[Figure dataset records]
════════

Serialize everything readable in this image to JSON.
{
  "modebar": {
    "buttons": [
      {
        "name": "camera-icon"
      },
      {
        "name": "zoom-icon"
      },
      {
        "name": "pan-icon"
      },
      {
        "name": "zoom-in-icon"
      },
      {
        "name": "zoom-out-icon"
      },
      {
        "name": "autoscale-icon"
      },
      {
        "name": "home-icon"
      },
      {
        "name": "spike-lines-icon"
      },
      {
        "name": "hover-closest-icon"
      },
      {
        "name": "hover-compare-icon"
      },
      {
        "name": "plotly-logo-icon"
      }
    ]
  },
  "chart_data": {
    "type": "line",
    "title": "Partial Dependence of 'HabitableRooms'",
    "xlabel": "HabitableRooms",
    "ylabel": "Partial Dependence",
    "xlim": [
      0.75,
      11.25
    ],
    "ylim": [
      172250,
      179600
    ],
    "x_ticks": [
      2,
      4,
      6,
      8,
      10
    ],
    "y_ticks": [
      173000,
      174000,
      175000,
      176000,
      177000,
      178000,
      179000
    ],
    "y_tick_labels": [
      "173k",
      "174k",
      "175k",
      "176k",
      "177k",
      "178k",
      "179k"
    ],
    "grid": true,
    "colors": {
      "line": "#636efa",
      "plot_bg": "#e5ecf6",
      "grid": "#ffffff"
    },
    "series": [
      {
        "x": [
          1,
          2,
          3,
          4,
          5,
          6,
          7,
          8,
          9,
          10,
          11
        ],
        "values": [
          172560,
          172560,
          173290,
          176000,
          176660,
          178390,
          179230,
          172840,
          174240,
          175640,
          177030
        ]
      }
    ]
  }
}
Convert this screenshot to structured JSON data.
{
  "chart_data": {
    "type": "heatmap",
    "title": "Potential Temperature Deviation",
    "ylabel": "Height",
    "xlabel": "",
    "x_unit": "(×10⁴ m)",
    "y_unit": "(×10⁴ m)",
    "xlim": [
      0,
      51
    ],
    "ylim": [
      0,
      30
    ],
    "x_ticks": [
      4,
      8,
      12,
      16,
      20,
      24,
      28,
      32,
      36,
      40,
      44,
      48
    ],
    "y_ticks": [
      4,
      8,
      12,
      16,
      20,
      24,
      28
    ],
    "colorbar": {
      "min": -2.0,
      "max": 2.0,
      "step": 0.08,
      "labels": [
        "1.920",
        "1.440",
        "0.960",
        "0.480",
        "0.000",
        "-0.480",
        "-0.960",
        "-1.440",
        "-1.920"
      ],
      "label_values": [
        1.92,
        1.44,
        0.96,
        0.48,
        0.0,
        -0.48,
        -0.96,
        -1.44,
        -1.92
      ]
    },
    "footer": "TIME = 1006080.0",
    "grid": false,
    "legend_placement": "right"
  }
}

════════

State the count of lines with the word "JSON" in them, and write nothing else.

2